EXERCISE TASK:
Scan the records for the string "allcompva"; copy each line where it occurs.

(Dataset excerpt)
>> begin

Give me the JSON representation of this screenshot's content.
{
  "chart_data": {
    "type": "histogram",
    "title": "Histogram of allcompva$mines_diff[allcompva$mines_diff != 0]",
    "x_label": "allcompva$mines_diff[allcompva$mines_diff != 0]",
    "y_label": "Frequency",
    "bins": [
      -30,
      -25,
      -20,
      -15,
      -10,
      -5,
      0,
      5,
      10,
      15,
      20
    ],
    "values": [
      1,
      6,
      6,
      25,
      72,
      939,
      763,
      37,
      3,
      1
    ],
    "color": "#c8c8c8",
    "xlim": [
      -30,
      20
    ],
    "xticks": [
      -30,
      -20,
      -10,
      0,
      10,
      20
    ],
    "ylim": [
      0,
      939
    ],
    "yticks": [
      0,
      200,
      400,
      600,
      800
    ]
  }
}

>> end

FULL OUTPUT:
    "title": "Histogram of allcompva$mines_diff[allcompva$mines_diff != 0]",
    "x_label": "allcompva$mines_diff[allcompva$mines_diff != 0]",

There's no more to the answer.